- Supplied text

○ ○ ○ ○ ○ ○ ○

Less than a year later, Zuckerberg reiterated Facebook’s commitment to promoting authoritative information to its users. In February, Facebook announced an “update” in its effort to combat “misinformation” in which the platform would remove posts claiming “COVID-19 is man-made or manufactured.” The policy remained in place for months, until it was finally rescinded last week once the lab-leak theory was given new life among legacy outlets. The tech giant also began to censor emails published from Fauci’s server that documented the doctor’s initial opposition to face masks early in the pandemic.

Rebirth of the lab-leak theory’s plausibility, after Fauci and allies in progressive media dismissed it for months as a fringe conspiracy, came in large part due to a May report in the Wall Street Journal. The blockbuster story highlighted three researchers at the Wuhan lab who sought hospital care for COVID-like symptoms in the weeks before the first outbreak in the same area of the Hubei Province.

○ ○ ○ ○ ○ ○ ○

- Material shown
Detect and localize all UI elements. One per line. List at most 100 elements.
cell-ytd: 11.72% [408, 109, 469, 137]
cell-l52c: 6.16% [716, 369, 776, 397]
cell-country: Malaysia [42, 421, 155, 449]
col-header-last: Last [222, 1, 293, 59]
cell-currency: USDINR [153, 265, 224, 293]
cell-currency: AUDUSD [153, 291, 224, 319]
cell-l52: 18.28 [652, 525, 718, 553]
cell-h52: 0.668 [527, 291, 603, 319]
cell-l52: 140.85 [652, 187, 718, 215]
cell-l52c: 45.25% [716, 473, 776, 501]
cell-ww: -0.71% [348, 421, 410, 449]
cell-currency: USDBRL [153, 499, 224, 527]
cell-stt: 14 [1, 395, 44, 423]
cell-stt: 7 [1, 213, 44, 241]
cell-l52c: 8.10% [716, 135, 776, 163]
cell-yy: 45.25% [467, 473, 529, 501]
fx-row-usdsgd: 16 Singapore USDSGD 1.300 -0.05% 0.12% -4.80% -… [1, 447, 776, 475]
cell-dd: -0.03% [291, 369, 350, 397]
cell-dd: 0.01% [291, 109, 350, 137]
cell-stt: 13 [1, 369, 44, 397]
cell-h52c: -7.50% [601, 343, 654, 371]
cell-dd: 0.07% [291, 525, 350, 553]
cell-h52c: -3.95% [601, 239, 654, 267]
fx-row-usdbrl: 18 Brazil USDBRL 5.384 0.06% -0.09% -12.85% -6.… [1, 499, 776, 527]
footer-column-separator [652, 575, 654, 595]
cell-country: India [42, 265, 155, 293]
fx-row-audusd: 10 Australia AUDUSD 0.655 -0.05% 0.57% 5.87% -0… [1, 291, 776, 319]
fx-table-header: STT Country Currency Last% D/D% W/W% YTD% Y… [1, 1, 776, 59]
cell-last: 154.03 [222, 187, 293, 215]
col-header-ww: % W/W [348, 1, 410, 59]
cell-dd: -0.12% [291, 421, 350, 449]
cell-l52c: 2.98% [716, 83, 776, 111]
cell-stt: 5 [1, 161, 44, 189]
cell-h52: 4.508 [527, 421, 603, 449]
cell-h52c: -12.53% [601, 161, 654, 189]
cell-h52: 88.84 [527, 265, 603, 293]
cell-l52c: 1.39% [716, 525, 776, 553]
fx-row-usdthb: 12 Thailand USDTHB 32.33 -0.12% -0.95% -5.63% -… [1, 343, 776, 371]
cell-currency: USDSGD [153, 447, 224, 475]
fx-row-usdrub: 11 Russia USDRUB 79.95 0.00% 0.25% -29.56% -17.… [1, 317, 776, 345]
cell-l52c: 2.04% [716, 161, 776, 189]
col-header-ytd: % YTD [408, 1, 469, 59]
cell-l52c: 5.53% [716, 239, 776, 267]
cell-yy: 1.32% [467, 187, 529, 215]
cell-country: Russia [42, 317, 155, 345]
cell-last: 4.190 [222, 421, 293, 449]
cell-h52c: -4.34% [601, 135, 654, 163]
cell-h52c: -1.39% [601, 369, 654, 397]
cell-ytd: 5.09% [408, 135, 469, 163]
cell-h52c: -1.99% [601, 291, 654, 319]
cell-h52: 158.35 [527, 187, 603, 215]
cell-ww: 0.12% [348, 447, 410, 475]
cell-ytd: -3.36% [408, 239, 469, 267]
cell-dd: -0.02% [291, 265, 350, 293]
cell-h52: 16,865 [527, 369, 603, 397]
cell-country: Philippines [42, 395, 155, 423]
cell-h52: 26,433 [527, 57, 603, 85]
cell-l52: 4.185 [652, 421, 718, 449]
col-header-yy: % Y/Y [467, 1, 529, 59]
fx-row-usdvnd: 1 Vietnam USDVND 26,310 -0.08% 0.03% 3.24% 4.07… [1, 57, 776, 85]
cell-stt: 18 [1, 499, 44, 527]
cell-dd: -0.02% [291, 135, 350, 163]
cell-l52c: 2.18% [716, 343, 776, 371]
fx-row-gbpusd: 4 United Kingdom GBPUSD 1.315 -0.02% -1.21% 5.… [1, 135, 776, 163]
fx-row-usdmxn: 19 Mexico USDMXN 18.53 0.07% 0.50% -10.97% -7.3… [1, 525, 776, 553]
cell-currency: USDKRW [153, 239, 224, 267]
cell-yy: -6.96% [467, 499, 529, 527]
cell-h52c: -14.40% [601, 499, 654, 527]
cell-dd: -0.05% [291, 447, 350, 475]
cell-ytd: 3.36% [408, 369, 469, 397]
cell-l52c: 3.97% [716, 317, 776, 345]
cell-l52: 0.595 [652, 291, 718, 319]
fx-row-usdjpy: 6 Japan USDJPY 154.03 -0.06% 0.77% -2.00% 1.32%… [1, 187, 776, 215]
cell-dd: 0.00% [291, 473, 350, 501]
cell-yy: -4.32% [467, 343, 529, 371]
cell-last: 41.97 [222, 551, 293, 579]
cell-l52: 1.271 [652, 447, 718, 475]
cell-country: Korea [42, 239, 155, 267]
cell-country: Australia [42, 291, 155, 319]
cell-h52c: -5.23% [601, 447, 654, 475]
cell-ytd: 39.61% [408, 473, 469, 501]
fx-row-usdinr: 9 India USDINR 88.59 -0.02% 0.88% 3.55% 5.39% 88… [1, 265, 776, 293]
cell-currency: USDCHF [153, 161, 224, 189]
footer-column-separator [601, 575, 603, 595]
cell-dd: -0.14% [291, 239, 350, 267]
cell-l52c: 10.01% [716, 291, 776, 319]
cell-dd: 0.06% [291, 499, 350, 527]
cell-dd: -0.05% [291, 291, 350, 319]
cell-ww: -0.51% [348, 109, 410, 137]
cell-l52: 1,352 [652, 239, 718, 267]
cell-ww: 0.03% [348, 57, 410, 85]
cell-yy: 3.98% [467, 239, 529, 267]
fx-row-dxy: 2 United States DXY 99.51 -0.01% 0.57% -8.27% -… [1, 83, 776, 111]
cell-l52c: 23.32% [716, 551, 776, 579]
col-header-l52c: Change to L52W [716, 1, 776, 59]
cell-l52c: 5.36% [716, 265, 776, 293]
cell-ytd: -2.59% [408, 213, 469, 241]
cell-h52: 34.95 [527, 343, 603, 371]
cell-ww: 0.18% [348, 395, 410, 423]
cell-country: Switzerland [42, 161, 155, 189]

○ ○ ○ ○ ○ ○ ○

- What is needed
In the passage on the lab-leak theory, rewrite the part from "Rebirth of the" to "the Hubei Province.", renaming "blockbuster" as "widely read".

- Result of the exercise
Rebirth of the lab-leak theory’s plausibility, after Fauci and allies in progressive media dismissed it for months as a fringe conspiracy, came in large part due to a May report in the Wall Street Journal. The widely read story highlighted three researchers at the Wuhan lab who sought hospital care for COVID-like symptoms in the weeks before the first outbreak in the same area of the Hubei Province.